--- DATASET CONTENT ---

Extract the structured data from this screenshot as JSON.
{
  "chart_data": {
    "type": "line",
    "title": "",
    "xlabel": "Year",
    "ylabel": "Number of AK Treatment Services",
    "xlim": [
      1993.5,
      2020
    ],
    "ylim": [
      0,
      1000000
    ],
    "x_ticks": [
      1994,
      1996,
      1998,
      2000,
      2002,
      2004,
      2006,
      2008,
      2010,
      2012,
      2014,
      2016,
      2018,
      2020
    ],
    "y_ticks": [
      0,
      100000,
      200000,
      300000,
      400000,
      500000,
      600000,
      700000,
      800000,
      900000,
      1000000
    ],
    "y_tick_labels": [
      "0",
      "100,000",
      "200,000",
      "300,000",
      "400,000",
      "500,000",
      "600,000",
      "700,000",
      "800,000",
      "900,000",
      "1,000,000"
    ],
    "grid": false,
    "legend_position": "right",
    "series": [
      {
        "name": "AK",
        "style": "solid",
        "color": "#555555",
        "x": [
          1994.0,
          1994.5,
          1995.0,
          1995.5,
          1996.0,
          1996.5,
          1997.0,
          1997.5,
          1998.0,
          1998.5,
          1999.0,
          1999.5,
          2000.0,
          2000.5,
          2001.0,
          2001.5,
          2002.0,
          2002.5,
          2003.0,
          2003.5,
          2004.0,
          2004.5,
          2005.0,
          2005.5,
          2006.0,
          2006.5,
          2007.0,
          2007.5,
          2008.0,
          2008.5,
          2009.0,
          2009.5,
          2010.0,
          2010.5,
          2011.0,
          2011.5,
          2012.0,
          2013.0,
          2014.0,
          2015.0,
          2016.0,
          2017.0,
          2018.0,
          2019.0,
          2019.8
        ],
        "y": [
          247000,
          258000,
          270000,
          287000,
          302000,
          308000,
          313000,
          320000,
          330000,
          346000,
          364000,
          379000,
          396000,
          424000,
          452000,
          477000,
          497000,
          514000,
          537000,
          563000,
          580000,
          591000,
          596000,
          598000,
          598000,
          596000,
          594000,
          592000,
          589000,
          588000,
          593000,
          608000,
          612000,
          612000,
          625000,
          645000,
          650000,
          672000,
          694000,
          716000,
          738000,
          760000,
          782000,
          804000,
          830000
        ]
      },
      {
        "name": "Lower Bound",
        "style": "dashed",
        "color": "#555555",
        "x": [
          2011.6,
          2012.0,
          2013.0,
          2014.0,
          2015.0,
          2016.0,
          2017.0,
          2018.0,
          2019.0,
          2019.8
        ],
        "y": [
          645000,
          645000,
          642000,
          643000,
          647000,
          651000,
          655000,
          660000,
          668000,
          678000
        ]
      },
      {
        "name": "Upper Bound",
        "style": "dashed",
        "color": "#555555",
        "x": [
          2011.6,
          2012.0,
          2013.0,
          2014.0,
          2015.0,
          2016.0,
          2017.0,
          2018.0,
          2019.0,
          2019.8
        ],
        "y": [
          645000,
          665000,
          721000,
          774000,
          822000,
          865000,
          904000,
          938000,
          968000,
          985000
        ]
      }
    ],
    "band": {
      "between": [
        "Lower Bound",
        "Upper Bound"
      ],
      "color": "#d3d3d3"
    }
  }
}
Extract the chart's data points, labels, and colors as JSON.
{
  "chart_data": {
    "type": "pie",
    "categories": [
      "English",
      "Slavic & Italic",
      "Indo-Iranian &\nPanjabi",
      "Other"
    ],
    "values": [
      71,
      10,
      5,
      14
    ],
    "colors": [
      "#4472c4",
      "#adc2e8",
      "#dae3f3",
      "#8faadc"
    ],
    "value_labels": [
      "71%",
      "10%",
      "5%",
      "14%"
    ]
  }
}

---

Everything from the line with "Extract the chart's" to the end of the listing above needs to be duplicated exactly, both end lines included, with nothing more.

#### CORRECT OUTPUT:
Extract the chart's data points, labels, and colors as JSON.
{
  "chart_data": {
    "type": "pie",
    "categories": [
      "English",
      "Slavic & Italic",
      "Indo-Iranian &\nPanjabi",
      "Other"
    ],
    "values": [
      71,
      10,
      5,
      14
    ],
    "colors": [
      "#4472c4",
      "#adc2e8",
      "#dae3f3",
      "#8faadc"
    ],
    "value_labels": [
      "71%",
      "10%",
      "5%",
      "14%"
    ]
  }
}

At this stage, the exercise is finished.